* **PROMPT**: Reproduce all lines of the listing below in which the word "Name" occurs.

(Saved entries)

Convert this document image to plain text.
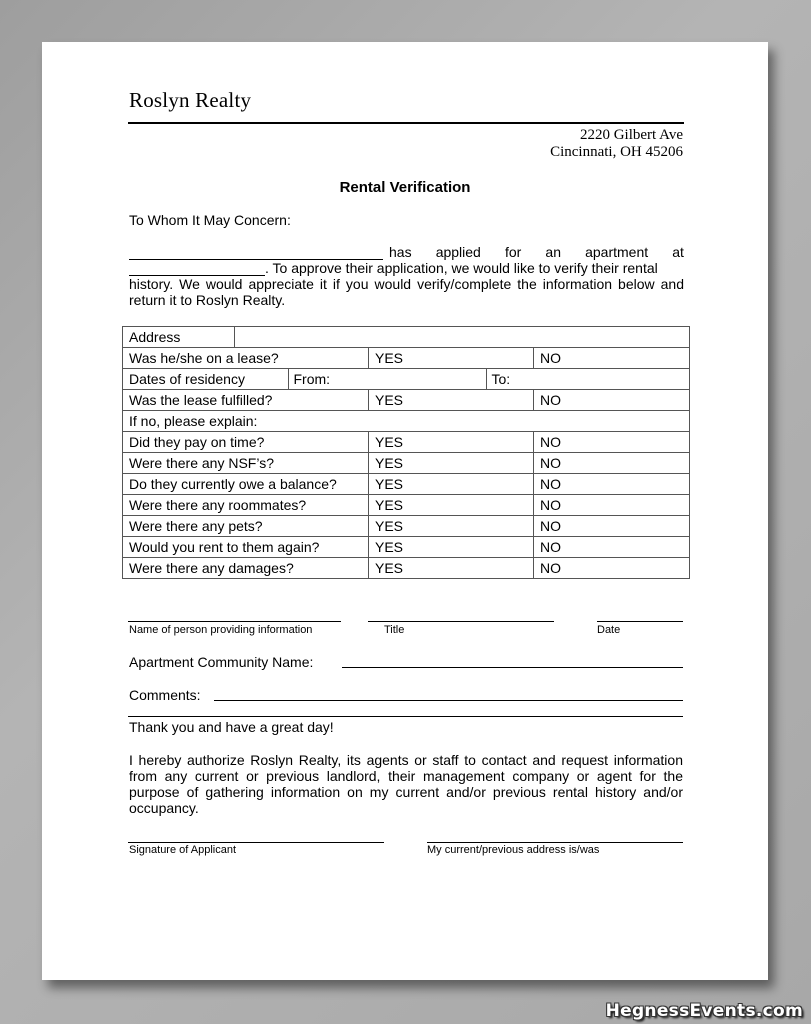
Roslyn Realty
2220 Gilbert Ave
Cincinnati, OH 45206
Rental Verification
To Whom It May Concern:
has applied for an apartment at
. To approve their application, we would like to verify their rental
history. We would appreciate it if you would verify/complete the information below and return it to Roslyn Realty.
Address	

Was he/she on a lease?	YES	NO

Dates of residency	From:	To:

Was the lease fulfilled?	YES	NO
If no, please explain:
Did they pay on time?	YES	NO
Were there any NSF’s?	YES	NO
Do they currently owe a balance?	YES	NO
Were there any roommates?	YES	NO
Were there any pets?	YES	NO
Would you rent to them again?	YES	NO
Were there any damages?	YES	NO
Name of person providing information	Title	Date
Apartment Community Name:
Comments:
Thank you and have a great day!
I hereby authorize Roslyn Realty, its agents or staff to contact and request information from any current or previous landlord, their management company or agent for the purpose of gathering information on my current and/or previous rental history and/or occupancy.
Signature of Applicant	My current/previous address is/was
HegnessEvents.com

* **ANSWER TO THE EXERCISE**:
Name of person providing information	Title	Date
Apartment Community Name:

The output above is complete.